> _Instructions for the task_:
Transcribe all of the data exactly. Omit the pictures.

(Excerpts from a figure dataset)
------------------------------------------------------------------------

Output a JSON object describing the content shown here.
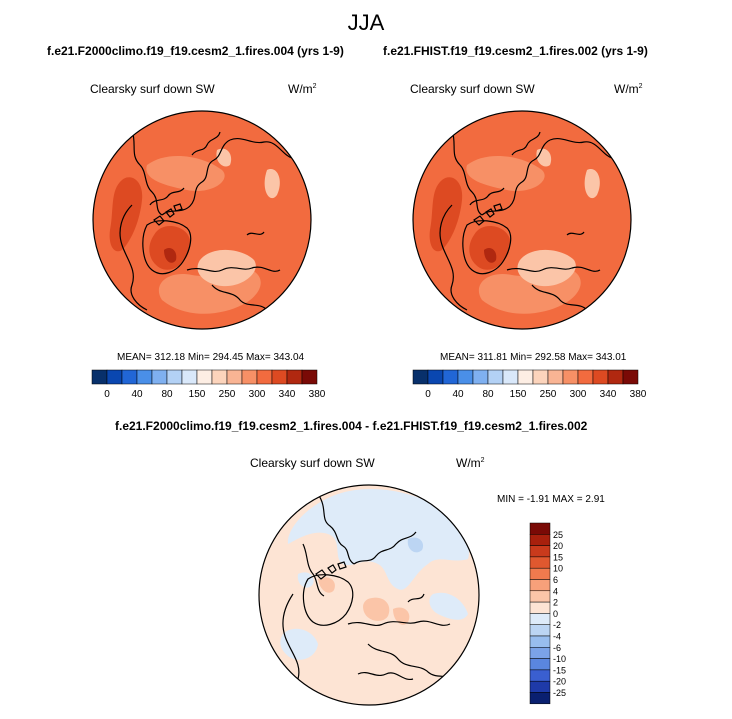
{
  "page": {
    "title": "JJA"
  },
  "chart_data": [
    {
      "type": "heatmap",
      "title": "f.e21.F2000climo.f19_f19.cesm2_1.fires.004 (yrs 1-9)",
      "variable": "Clearsky surf down SW",
      "units": "W/m",
      "units_exp": "2",
      "projection": "polar-stereographic",
      "stats": {
        "mean": "312.18",
        "min": "294.45",
        "max": "343.04"
      },
      "stats_text": "MEAN= 312.18  Min= 294.45  Max= 343.04",
      "colorbar": {
        "orientation": "horizontal",
        "levels": [
          0,
          40,
          80,
          150,
          250,
          300,
          340,
          380
        ],
        "labels": [
          "0",
          "40",
          "80",
          "150",
          "250",
          "300",
          "340",
          "380"
        ],
        "colors": [
          "#08306b",
          "#0a47b0",
          "#2166d6",
          "#4a8fe8",
          "#7fb0f0",
          "#b3d1f5",
          "#d9e8fa",
          "#fdeee4",
          "#fcd4bc",
          "#f9b494",
          "#f79066",
          "#f26b3f",
          "#dd4a22",
          "#b02810",
          "#7a0a06"
        ]
      }
    },
    {
      "type": "heatmap",
      "title": "f.e21.FHIST.f19_f19.cesm2_1.fires.002 (yrs 1-9)",
      "variable": "Clearsky surf down SW",
      "units": "W/m",
      "units_exp": "2",
      "projection": "polar-stereographic",
      "stats": {
        "mean": "311.81",
        "min": "292.58",
        "max": "343.01"
      },
      "stats_text": "MEAN= 311.81  Min= 292.58  Max= 343.01",
      "colorbar": {
        "orientation": "horizontal",
        "levels": [
          0,
          40,
          80,
          150,
          250,
          300,
          340,
          380
        ],
        "labels": [
          "0",
          "40",
          "80",
          "150",
          "250",
          "300",
          "340",
          "380"
        ],
        "colors": [
          "#08306b",
          "#0a47b0",
          "#2166d6",
          "#4a8fe8",
          "#7fb0f0",
          "#b3d1f5",
          "#d9e8fa",
          "#fdeee4",
          "#fcd4bc",
          "#f9b494",
          "#f79066",
          "#f26b3f",
          "#dd4a22",
          "#b02810",
          "#7a0a06"
        ]
      }
    },
    {
      "type": "heatmap",
      "title": "f.e21.F2000climo.f19_f19.cesm2_1.fires.004 - f.e21.FHIST.f19_f19.cesm2_1.fires.002",
      "variable": "Clearsky surf down SW",
      "units": "W/m",
      "units_exp": "2",
      "projection": "polar-stereographic",
      "stats": {
        "min": "-1.91",
        "max": "2.91"
      },
      "stats_text": "MIN =  -1.91  MAX =   2.91",
      "colorbar": {
        "orientation": "vertical",
        "levels": [
          25,
          20,
          15,
          10,
          6,
          4,
          2,
          0,
          -2,
          -4,
          -6,
          -10,
          -15,
          -20,
          -25
        ],
        "labels": [
          "25",
          "20",
          "15",
          "10",
          "6",
          "4",
          "2",
          "0",
          "-2",
          "-4",
          "-6",
          "-10",
          "-15",
          "-20",
          "-25"
        ],
        "colors": [
          "#7a0a06",
          "#a8200d",
          "#c93a1c",
          "#e0582f",
          "#f07a4e",
          "#f7a07a",
          "#fbc5a8",
          "#fde4d4",
          "#deebf9",
          "#bcd5f3",
          "#98bdee",
          "#7ba3e8",
          "#5a86df",
          "#3a5fd0",
          "#1e3aa8",
          "#0a2070"
        ]
      }
    }
  ]
}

------------------------------------------------------------------------

> _Final answer_:
Output a JSON object describing the content shown here.
{
  "page": {
    "title": "JJA"
  },
  "chart_data": [
    {
      "type": "heatmap",
      "title": "f.e21.F2000climo.f19_f19.cesm2_1.fires.004 (yrs 1-9)",
      "variable": "Clearsky surf down SW",
      "units": "W/m",
      "units_exp": "2",
      "projection": "polar-stereographic",
      "stats": {
        "mean": "312.18",
        "min": "294.45",
        "max": "343.04"
      },
      "stats_text": "MEAN= 312.18  Min= 294.45  Max= 343.04",
      "colorbar": {
        "orientation": "horizontal",
        "levels": [
          0,
          40,
          80,
          150,
          250,
          300,
          340,
          380
        ],
        "labels": [
          "0",
          "40",
          "80",
          "150",
          "250",
          "300",
          "340",
          "380"
        ],
        "colors": [
          "#08306b",
          "#0a47b0",
          "#2166d6",
          "#4a8fe8",
          "#7fb0f0",
          "#b3d1f5",
          "#d9e8fa",
          "#fdeee4",
          "#fcd4bc",
          "#f9b494",
          "#f79066",
          "#f26b3f",
          "#dd4a22",
          "#b02810",
          "#7a0a06"
        ]
      }
    },
    {
      "type": "heatmap",
      "title": "f.e21.FHIST.f19_f19.cesm2_1.fires.002 (yrs 1-9)",
      "variable": "Clearsky surf down SW",
      "units": "W/m",
      "units_exp": "2",
      "projection": "polar-stereographic",
      "stats": {
        "mean": "311.81",
        "min": "292.58",
        "max": "343.01"
      },
      "stats_text": "MEAN= 311.81  Min= 292.58  Max= 343.01",
      "colorbar": {
        "orientation": "horizontal",
        "levels": [
          0,
          40,
          80,
          150,
          250,
          300,
          340,
          380
        ],
        "labels": [
          "0",
          "40",
          "80",
          "150",
          "250",
          "300",
          "340",
          "380"
        ],
        "colors": [
          "#08306b",
          "#0a47b0",
          "#2166d6",
          "#4a8fe8",
          "#7fb0f0",
          "#b3d1f5",
          "#d9e8fa",
          "#fdeee4",
          "#fcd4bc",
          "#f9b494",
          "#f79066",
          "#f26b3f",
          "#dd4a22",
          "#b02810",
          "#7a0a06"
        ]
      }
    },
    {
      "type": "heatmap",
      "title": "f.e21.F2000climo.f19_f19.cesm2_1.fires.004 - f.e21.FHIST.f19_f19.cesm2_1.fires.002",
      "variable": "Clearsky surf down SW",
      "units": "W/m",
      "units_exp": "2",
      "projection": "polar-stereographic",
      "stats": {
        "min": "-1.91",
        "max": "2.91"
      },
      "stats_text": "MIN =  -1.91  MAX =   2.91",
      "colorbar": {
        "orientation": "vertical",
        "levels": [
          25,
          20,
          15,
          10,
          6,
          4,
          2,
          0,
          -2,
          -4,
          -6,
          -10,
          -15,
          -20,
          -25
        ],
        "labels": [
          "25",
          "20",
          "15",
          "10",
          "6",
          "4",
          "2",
          "0",
          "-2",
          "-4",
          "-6",
          "-10",
          "-15",
          "-20",
          "-25"
        ],
        "colors": [
          "#7a0a06",
          "#a8200d",
          "#c93a1c",
          "#e0582f",
          "#f07a4e",
          "#f7a07a",
          "#fbc5a8",
          "#fde4d4",
          "#deebf9",
          "#bcd5f3",
          "#98bdee",
          "#7ba3e8",
          "#5a86df",
          "#3a5fd0",
          "#1e3aa8",
          "#0a2070"
        ]
      }
    }
  ]
}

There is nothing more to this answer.